● **Exercise description**
Copy all of the records below verbatim.

---+---

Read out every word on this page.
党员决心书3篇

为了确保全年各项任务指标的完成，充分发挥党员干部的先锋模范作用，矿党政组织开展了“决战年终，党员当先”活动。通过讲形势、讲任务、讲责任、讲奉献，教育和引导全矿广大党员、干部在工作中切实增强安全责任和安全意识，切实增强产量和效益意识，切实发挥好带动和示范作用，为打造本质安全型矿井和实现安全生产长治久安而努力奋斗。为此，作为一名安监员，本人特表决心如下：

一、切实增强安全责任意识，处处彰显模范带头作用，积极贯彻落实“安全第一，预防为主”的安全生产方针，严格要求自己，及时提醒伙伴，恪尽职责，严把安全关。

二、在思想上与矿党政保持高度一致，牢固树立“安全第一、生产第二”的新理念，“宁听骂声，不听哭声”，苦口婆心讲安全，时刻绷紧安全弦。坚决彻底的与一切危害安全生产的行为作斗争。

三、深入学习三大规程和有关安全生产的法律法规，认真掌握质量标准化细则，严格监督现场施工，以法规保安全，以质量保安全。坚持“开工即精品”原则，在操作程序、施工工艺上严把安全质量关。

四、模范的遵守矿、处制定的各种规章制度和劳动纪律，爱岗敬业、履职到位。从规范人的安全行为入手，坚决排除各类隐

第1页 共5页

---+---

● **Result of the task**
Read out every word on this page.
党员决心书3篇

为了确保全年各项任务指标的完成，充分发挥党员干部的先锋模范作用，矿党政组织开展了“决战年终，党员当先”活动。通过讲形势、讲任务、讲责任、讲奉献，教育和引导全矿广大党员、干部在工作中切实增强安全责任和安全意识，切实增强产量和效益意识，切实发挥好带动和示范作用，为打造本质安全型矿井和实现安全生产长治久安而努力奋斗。为此，作为一名安监员，本人特表决心如下：

一、切实增强安全责任意识，处处彰显模范带头作用，积极贯彻落实“安全第一，预防为主”的安全生产方针，严格要求自己，及时提醒伙伴，恪尽职责，严把安全关。

二、在思想上与矿党政保持高度一致，牢固树立“安全第一、生产第二”的新理念，“宁听骂声，不听哭声”，苦口婆心讲安全，时刻绷紧安全弦。坚决彻底的与一切危害安全生产的行为作斗争。

三、深入学习三大规程和有关安全生产的法律法规，认真掌握质量标准化细则，严格监督现场施工，以法规保安全，以质量保安全。坚持“开工即精品”原则，在操作程序、施工工艺上严把安全质量关。

四、模范的遵守矿、处制定的各种规章制度和劳动纪律，爱岗敬业、履职到位。从规范人的安全行为入手，坚决排除各类隐

第1页 共5页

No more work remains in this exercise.